Exercise:
All of the material should be reproduced exactly, with pictures left out.

Listed entries:
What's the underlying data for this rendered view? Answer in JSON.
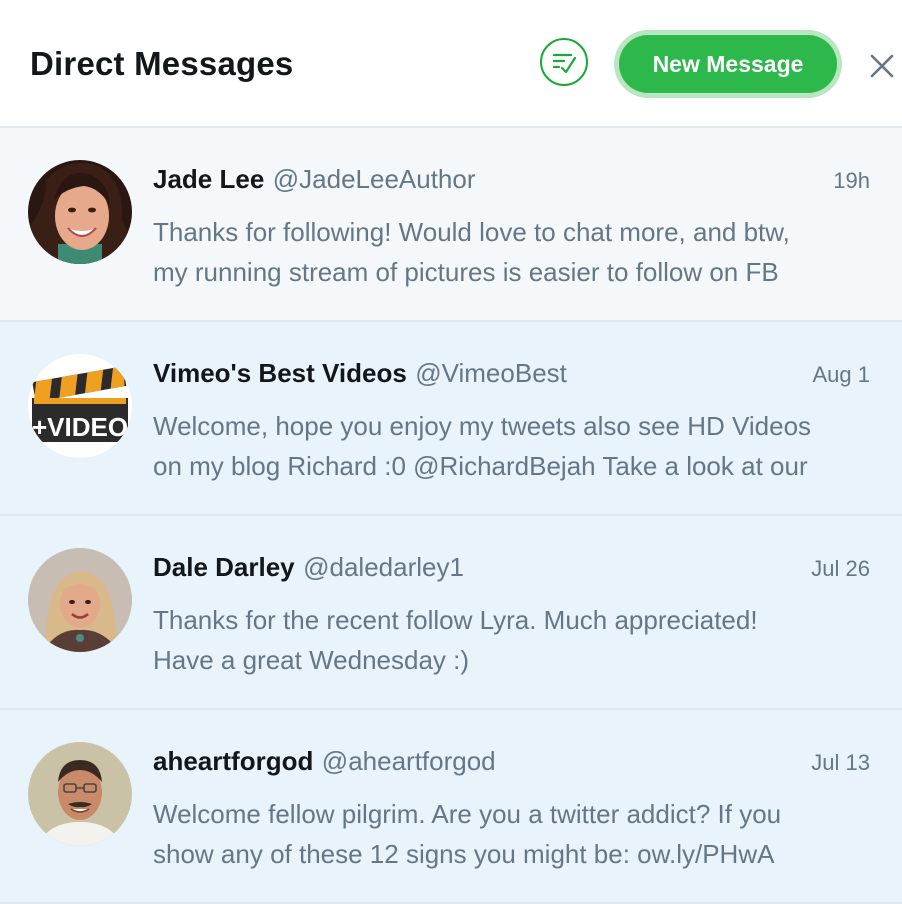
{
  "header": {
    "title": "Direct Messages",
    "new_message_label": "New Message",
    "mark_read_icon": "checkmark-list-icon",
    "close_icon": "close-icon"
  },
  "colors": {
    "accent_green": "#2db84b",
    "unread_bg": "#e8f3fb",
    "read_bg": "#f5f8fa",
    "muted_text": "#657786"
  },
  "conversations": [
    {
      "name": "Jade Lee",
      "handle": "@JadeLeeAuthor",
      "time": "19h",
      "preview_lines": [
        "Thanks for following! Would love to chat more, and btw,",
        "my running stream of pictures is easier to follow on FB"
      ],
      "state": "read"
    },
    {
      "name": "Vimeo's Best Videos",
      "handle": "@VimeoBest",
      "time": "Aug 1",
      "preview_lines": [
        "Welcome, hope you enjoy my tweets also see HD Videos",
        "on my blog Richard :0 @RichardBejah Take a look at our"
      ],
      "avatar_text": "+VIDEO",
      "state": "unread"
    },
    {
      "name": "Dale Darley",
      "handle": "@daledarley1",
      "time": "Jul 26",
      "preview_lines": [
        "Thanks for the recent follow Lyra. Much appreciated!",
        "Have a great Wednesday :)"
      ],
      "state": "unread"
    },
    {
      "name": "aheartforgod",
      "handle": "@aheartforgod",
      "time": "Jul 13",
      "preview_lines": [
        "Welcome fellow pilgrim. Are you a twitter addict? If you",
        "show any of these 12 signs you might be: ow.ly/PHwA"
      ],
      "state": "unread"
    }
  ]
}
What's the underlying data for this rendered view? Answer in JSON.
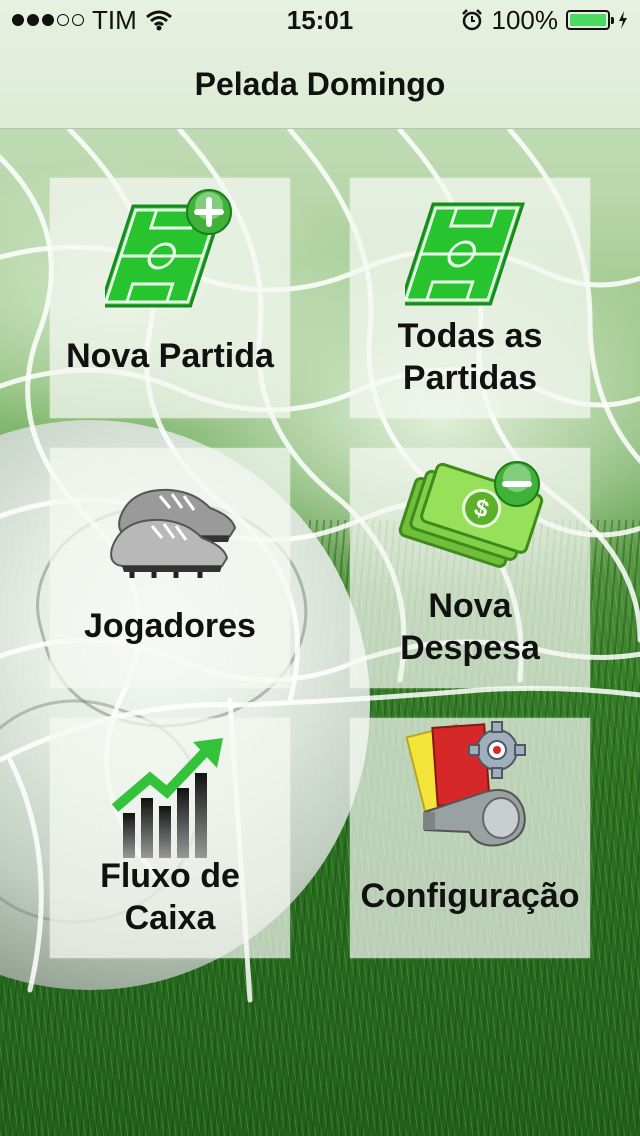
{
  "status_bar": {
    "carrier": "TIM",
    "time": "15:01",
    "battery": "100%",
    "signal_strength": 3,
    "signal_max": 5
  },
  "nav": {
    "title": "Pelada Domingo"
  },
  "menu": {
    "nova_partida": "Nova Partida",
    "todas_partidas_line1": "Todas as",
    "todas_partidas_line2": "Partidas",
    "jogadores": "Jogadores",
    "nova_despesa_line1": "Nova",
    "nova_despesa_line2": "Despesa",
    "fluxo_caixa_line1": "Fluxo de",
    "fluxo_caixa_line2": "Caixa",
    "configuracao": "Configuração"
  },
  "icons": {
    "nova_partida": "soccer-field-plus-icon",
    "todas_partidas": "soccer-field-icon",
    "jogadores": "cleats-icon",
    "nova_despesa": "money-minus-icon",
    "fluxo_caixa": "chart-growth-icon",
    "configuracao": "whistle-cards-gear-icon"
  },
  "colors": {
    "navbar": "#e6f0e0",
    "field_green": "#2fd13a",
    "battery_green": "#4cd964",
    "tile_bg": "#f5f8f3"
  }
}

Written solution:
What's the underlying data for this rendered view? Answer in JSON.
{
  "header": {
    "title": "Direct Messages",
    "new_message_label": "New Message",
    "mark_read_icon": "checkmark-list-icon",
    "close_icon": "close-icon"
  },
  "colors": {
    "accent_green": "#2db84b",
    "unread_bg": "#e8f3fb",
    "read_bg": "#f5f8fa",
    "muted_text": "#657786"
  },
  "conversations": [
    {
      "name": "Jade Lee",
      "handle": "@JadeLeeAuthor",
      "time": "19h",
      "preview_lines": [
        "Thanks for following! Would love to chat more, and btw,",
        "my running stream of pictures is easier to follow on FB"
      ],
      "state": "read"
    },
    {
      "name": "Vimeo's Best Videos",
      "handle": "@VimeoBest",
      "time": "Aug 1",
      "preview_lines": [
        "Welcome, hope you enjoy my tweets also see HD Videos",
        "on my blog Richard :0 @RichardBejah Take a look at our"
      ],
      "avatar_text": "+VIDEO",
      "state": "unread"
    },
    {
      "name": "Dale Darley",
      "handle": "@daledarley1",
      "time": "Jul 26",
      "preview_lines": [
        "Thanks for the recent follow Lyra. Much appreciated!",
        "Have a great Wednesday :)"
      ],
      "state": "unread"
    },
    {
      "name": "aheartforgod",
      "handle": "@aheartforgod",
      "time": "Jul 13",
      "preview_lines": [
        "Welcome fellow pilgrim. Are you a twitter addict? If you",
        "show any of these 12 signs you might be: ow.ly/PHwA"
      ],
      "state": "unread"
    }
  ]
}
What's the underlying data for this rendered view? Answer in JSON.
{
  "status_bar": {
    "carrier": "TIM",
    "time": "15:01",
    "battery": "100%",
    "signal_strength": 3,
    "signal_max": 5
  },
  "nav": {
    "title": "Pelada Domingo"
  },
  "menu": {
    "nova_partida": "Nova Partida",
    "todas_partidas_line1": "Todas as",
    "todas_partidas_line2": "Partidas",
    "jogadores": "Jogadores",
    "nova_despesa_line1": "Nova",
    "nova_despesa_line2": "Despesa",
    "fluxo_caixa_line1": "Fluxo de",
    "fluxo_caixa_line2": "Caixa",
    "configuracao": "Configuração"
  },
  "icons": {
    "nova_partida": "soccer-field-plus-icon",
    "todas_partidas": "soccer-field-icon",
    "jogadores": "cleats-icon",
    "nova_despesa": "money-minus-icon",
    "fluxo_caixa": "chart-growth-icon",
    "configuracao": "whistle-cards-gear-icon"
  },
  "colors": {
    "navbar": "#e6f0e0",
    "field_green": "#2fd13a",
    "battery_green": "#4cd964",
    "tile_bg": "#f5f8f3"
  }
}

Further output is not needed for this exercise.